* BEGIN TASK INPUTS *

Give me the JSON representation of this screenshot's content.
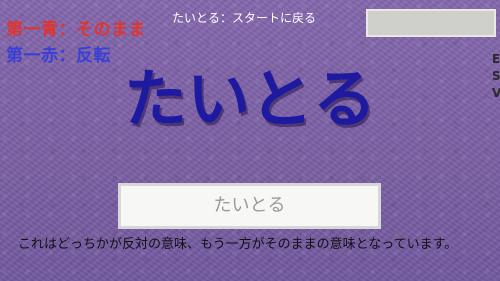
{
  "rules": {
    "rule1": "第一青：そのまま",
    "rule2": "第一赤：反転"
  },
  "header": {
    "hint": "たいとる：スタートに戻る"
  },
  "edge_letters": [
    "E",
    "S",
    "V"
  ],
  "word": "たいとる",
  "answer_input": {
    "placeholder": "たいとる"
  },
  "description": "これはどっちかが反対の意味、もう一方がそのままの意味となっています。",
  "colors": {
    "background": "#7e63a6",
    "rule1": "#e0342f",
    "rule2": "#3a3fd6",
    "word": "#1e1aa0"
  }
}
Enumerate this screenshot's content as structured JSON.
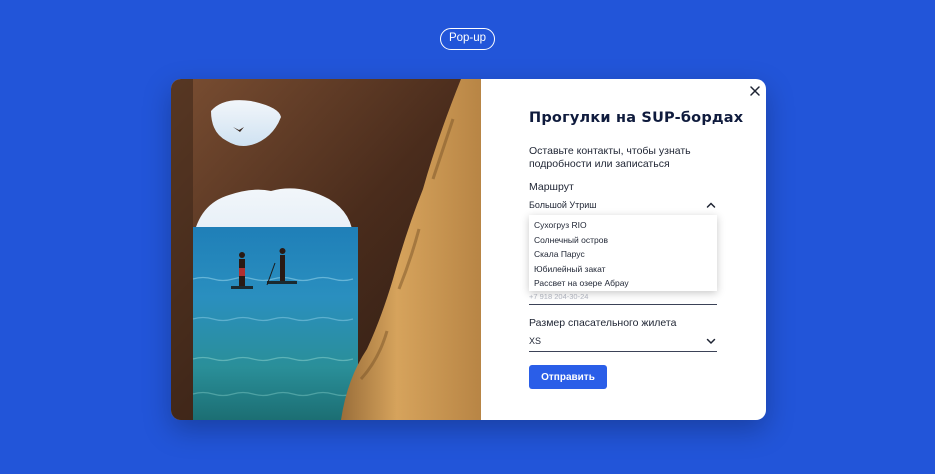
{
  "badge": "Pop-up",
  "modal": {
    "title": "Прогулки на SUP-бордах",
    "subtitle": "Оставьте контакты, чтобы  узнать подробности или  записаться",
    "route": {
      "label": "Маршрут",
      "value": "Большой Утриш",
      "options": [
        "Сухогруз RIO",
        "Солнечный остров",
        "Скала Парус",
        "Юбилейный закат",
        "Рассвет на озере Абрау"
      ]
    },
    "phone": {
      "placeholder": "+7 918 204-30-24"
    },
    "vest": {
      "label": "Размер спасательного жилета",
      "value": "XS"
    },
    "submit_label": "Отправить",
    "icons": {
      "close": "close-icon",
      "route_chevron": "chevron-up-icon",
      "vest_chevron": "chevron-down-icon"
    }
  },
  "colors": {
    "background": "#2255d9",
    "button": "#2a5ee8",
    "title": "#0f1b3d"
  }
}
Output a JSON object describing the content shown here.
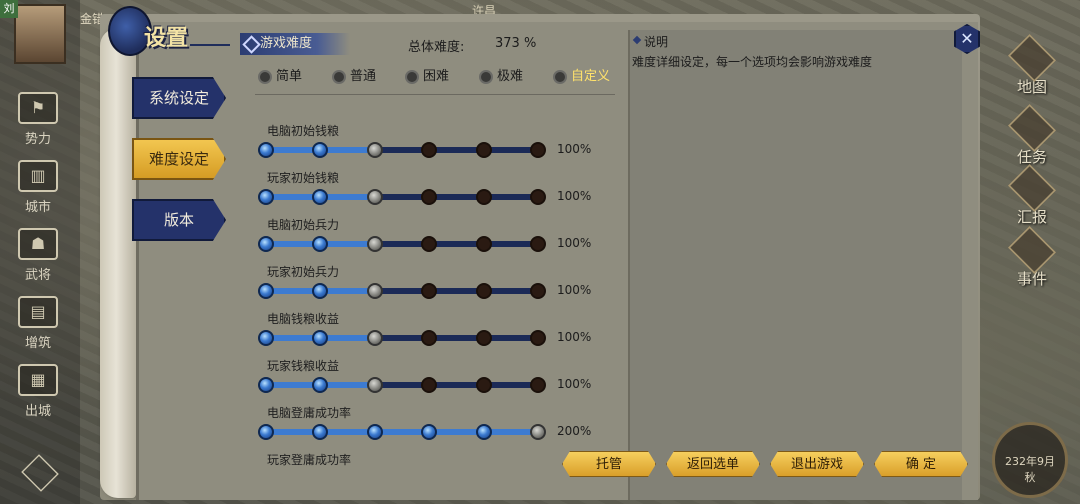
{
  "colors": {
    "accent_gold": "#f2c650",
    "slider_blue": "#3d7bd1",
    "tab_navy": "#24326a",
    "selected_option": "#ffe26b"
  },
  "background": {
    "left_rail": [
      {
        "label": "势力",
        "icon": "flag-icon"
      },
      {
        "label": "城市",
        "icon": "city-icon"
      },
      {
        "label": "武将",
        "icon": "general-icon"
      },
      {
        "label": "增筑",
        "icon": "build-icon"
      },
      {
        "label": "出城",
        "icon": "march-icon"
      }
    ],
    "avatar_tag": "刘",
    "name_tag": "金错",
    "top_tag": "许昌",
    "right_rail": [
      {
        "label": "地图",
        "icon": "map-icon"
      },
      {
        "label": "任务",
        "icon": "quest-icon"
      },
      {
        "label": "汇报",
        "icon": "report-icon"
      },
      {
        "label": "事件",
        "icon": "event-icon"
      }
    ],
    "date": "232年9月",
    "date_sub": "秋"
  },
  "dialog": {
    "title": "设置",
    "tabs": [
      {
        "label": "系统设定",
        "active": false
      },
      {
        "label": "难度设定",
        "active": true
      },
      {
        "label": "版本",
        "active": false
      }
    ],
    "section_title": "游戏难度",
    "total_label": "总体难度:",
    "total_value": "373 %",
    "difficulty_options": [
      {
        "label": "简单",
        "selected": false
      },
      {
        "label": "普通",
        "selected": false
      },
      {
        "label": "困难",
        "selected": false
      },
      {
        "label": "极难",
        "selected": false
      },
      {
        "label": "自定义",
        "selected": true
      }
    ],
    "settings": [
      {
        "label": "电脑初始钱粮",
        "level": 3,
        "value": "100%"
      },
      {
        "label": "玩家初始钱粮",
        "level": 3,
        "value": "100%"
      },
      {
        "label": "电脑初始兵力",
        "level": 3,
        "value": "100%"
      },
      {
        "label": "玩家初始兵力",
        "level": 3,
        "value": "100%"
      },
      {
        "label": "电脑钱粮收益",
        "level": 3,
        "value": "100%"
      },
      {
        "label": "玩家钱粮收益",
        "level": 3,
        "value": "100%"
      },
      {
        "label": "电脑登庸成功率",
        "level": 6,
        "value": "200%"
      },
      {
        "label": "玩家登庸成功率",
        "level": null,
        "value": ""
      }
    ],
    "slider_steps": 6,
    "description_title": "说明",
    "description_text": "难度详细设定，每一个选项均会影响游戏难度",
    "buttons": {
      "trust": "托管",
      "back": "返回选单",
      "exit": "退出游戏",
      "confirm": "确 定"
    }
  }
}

* END TASK INPUTS *

▶ [YOUR TASK]: Transcribe the material exactly, keeping every word and none of the pictures.

▶ [COMPLETE RESPONSE]:
Give me the JSON representation of this screenshot's content.
{
  "rules": {
    "rule1": "第一青：そのまま",
    "rule2": "第一赤：反転"
  },
  "header": {
    "hint": "たいとる：スタートに戻る"
  },
  "edge_letters": [
    "E",
    "S",
    "V"
  ],
  "word": "たいとる",
  "answer_input": {
    "placeholder": "たいとる"
  },
  "description": "これはどっちかが反対の意味、もう一方がそのままの意味となっています。",
  "colors": {
    "background": "#7e63a6",
    "rule1": "#e0342f",
    "rule2": "#3a3fd6",
    "word": "#1e1aa0"
  }
}
Enumerate this screenshot's content as structured JSON.
{
  "badge": "Pop-up",
  "modal": {
    "title": "Прогулки на SUP-бордах",
    "subtitle": "Оставьте контакты, чтобы  узнать подробности или  записаться",
    "route": {
      "label": "Маршрут",
      "value": "Большой Утриш",
      "options": [
        "Сухогруз RIO",
        "Солнечный остров",
        "Скала Парус",
        "Юбилейный закат",
        "Рассвет на озере Абрау"
      ]
    },
    "phone": {
      "placeholder": "+7 918 204-30-24"
    },
    "vest": {
      "label": "Размер спасательного жилета",
      "value": "XS"
    },
    "submit_label": "Отправить",
    "icons": {
      "close": "close-icon",
      "route_chevron": "chevron-up-icon",
      "vest_chevron": "chevron-down-icon"
    }
  },
  "colors": {
    "background": "#2255d9",
    "button": "#2a5ee8",
    "title": "#0f1b3d"
  }
}
Output a JSON object describing the content shown here.
{
  "colors": {
    "accent_gold": "#f2c650",
    "slider_blue": "#3d7bd1",
    "tab_navy": "#24326a",
    "selected_option": "#ffe26b"
  },
  "background": {
    "left_rail": [
      {
        "label": "势力",
        "icon": "flag-icon"
      },
      {
        "label": "城市",
        "icon": "city-icon"
      },
      {
        "label": "武将",
        "icon": "general-icon"
      },
      {
        "label": "增筑",
        "icon": "build-icon"
      },
      {
        "label": "出城",
        "icon": "march-icon"
      }
    ],
    "avatar_tag": "刘",
    "name_tag": "金错",
    "top_tag": "许昌",
    "right_rail": [
      {
        "label": "地图",
        "icon": "map-icon"
      },
      {
        "label": "任务",
        "icon": "quest-icon"
      },
      {
        "label": "汇报",
        "icon": "report-icon"
      },
      {
        "label": "事件",
        "icon": "event-icon"
      }
    ],
    "date": "232年9月",
    "date_sub": "秋"
  },
  "dialog": {
    "title": "设置",
    "tabs": [
      {
        "label": "系统设定",
        "active": false
      },
      {
        "label": "难度设定",
        "active": true
      },
      {
        "label": "版本",
        "active": false
      }
    ],
    "section_title": "游戏难度",
    "total_label": "总体难度:",
    "total_value": "373 %",
    "difficulty_options": [
      {
        "label": "简单",
        "selected": false
      },
      {
        "label": "普通",
        "selected": false
      },
      {
        "label": "困难",
        "selected": false
      },
      {
        "label": "极难",
        "selected": false
      },
      {
        "label": "自定义",
        "selected": true
      }
    ],
    "settings": [
      {
        "label": "电脑初始钱粮",
        "level": 3,
        "value": "100%"
      },
      {
        "label": "玩家初始钱粮",
        "level": 3,
        "value": "100%"
      },
      {
        "label": "电脑初始兵力",
        "level": 3,
        "value": "100%"
      },
      {
        "label": "玩家初始兵力",
        "level": 3,
        "value": "100%"
      },
      {
        "label": "电脑钱粮收益",
        "level": 3,
        "value": "100%"
      },
      {
        "label": "玩家钱粮收益",
        "level": 3,
        "value": "100%"
      },
      {
        "label": "电脑登庸成功率",
        "level": 6,
        "value": "200%"
      },
      {
        "label": "玩家登庸成功率",
        "level": null,
        "value": ""
      }
    ],
    "slider_steps": 6,
    "description_title": "说明",
    "description_text": "难度详细设定，每一个选项均会影响游戏难度",
    "buttons": {
      "trust": "托管",
      "back": "返回选单",
      "exit": "退出游戏",
      "confirm": "确 定"
    }
  }
}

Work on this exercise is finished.